Start of WORKING DATA

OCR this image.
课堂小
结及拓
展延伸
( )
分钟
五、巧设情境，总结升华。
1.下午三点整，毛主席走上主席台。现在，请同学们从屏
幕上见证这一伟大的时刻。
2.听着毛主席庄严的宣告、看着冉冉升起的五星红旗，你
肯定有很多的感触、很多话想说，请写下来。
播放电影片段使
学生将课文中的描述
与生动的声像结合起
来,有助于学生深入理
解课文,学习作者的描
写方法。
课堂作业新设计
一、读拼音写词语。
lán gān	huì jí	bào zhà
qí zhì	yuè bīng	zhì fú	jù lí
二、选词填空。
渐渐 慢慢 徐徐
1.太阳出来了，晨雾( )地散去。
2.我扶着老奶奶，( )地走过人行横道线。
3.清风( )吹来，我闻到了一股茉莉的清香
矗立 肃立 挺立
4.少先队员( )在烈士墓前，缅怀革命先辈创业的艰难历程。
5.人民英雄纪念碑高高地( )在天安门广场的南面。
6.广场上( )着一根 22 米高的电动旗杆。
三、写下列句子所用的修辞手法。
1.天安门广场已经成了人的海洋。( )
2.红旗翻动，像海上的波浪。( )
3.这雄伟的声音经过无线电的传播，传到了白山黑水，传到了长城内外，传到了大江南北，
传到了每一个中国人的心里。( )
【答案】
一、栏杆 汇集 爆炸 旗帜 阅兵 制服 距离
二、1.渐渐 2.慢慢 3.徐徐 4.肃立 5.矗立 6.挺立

End of WORKING DATA

_EXERCISE REQUIREMENTS_: All of the data needs to be printed once more, exactly.

_THE OUTPUT_:
OCR this image.
课堂小
结及拓
展延伸
( )
分钟
五、巧设情境，总结升华。
1.下午三点整，毛主席走上主席台。现在，请同学们从屏
幕上见证这一伟大的时刻。
2.听着毛主席庄严的宣告、看着冉冉升起的五星红旗，你
肯定有很多的感触、很多话想说，请写下来。
播放电影片段使
学生将课文中的描述
与生动的声像结合起
来,有助于学生深入理
解课文,学习作者的描
写方法。
课堂作业新设计
一、读拼音写词语。
lán gān	huì jí	bào zhà
qí zhì	yuè bīng	zhì fú	jù lí
二、选词填空。
渐渐 慢慢 徐徐
1.太阳出来了，晨雾( )地散去。
2.我扶着老奶奶，( )地走过人行横道线。
3.清风( )吹来，我闻到了一股茉莉的清香
矗立 肃立 挺立
4.少先队员( )在烈士墓前，缅怀革命先辈创业的艰难历程。
5.人民英雄纪念碑高高地( )在天安门广场的南面。
6.广场上( )着一根 22 米高的电动旗杆。
三、写下列句子所用的修辞手法。
1.天安门广场已经成了人的海洋。( )
2.红旗翻动，像海上的波浪。( )
3.这雄伟的声音经过无线电的传播，传到了白山黑水，传到了长城内外，传到了大江南北，
传到了每一个中国人的心里。( )
【答案】
一、栏杆 汇集 爆炸 旗帜 阅兵 制服 距离
二、1.渐渐 2.慢慢 3.徐徐 4.肃立 5.矗立 6.挺立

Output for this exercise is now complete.